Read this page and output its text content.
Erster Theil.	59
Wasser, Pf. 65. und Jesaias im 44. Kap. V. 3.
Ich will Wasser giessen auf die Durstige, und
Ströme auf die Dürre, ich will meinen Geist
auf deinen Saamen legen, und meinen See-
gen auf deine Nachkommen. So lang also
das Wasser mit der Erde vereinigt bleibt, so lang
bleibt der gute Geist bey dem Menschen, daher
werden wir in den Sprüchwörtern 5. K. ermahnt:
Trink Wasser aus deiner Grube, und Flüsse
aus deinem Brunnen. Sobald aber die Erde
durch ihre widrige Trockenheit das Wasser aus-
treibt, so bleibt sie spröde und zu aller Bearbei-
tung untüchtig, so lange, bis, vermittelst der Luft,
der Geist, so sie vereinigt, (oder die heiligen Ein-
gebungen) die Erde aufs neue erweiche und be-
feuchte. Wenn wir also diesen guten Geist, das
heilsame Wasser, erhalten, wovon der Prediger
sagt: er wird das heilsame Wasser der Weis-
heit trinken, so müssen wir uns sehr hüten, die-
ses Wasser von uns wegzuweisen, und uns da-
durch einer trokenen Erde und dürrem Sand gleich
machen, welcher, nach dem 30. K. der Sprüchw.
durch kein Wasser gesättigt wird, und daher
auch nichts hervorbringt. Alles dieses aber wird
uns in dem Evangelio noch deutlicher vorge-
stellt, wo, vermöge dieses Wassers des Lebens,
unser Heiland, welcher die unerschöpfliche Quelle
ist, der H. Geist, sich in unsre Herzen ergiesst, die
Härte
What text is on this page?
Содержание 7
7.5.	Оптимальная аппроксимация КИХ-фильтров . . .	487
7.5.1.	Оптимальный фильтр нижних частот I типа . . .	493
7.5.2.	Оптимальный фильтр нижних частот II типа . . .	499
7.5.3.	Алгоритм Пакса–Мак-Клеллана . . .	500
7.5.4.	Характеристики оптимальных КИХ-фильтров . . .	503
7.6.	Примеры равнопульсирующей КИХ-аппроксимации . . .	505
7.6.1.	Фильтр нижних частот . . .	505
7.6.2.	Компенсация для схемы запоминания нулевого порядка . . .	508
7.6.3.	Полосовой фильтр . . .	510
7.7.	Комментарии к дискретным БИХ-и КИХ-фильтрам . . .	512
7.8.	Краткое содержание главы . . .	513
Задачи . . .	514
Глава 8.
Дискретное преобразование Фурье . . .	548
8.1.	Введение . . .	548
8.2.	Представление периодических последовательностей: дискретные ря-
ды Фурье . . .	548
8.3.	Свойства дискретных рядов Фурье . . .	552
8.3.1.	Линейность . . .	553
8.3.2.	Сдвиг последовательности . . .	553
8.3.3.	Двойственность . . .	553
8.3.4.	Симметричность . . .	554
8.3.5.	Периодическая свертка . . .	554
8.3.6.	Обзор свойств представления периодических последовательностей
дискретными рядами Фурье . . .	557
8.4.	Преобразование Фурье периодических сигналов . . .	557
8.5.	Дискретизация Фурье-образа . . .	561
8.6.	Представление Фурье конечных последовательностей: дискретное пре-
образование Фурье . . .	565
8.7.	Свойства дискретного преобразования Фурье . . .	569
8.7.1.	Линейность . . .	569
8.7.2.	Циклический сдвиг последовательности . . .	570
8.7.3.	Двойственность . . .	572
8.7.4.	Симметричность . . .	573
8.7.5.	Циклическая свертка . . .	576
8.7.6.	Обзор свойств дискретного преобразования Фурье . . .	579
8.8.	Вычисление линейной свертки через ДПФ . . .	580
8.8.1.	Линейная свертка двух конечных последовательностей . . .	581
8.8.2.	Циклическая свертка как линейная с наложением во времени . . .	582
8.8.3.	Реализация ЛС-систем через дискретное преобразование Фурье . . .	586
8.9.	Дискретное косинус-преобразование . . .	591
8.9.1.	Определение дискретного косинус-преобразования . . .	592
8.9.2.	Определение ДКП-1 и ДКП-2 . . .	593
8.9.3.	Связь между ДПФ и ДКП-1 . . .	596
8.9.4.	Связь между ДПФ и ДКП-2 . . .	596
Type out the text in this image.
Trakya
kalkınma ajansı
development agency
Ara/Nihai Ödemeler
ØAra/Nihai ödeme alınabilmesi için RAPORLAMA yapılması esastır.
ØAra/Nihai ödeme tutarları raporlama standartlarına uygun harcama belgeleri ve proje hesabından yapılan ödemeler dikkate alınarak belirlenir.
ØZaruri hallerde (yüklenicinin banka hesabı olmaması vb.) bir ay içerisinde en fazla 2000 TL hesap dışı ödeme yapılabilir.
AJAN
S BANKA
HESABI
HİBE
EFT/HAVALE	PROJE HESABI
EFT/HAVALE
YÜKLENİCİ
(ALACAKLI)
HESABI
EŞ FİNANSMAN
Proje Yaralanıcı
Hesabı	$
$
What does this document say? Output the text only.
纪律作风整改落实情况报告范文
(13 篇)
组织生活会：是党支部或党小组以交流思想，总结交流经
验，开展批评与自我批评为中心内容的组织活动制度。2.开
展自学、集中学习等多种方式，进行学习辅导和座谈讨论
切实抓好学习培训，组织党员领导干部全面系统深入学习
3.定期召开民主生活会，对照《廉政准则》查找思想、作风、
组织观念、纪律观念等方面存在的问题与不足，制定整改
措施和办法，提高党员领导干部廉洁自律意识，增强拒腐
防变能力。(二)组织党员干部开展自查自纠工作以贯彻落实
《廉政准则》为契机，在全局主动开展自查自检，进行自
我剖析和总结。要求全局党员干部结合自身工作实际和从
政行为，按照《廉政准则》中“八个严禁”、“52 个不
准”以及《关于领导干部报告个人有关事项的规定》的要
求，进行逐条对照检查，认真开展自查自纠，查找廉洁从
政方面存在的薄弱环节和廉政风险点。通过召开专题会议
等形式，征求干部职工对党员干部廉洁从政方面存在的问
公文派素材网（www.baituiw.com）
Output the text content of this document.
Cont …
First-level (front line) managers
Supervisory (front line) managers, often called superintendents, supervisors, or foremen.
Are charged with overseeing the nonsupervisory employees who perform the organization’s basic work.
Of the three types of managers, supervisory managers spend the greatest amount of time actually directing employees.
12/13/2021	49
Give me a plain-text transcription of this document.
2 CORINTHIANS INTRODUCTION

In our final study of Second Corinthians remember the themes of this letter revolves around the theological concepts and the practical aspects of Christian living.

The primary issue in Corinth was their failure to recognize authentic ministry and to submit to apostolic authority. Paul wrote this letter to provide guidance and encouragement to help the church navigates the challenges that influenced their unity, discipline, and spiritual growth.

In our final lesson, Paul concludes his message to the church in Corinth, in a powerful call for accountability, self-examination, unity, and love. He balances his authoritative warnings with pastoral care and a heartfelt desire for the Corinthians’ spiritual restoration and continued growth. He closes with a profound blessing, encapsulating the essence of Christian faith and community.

•••

Exercise:
Gather up the lines that contain the word "What".

Result below:
What text is on this page?
What does this document say? Output the text only.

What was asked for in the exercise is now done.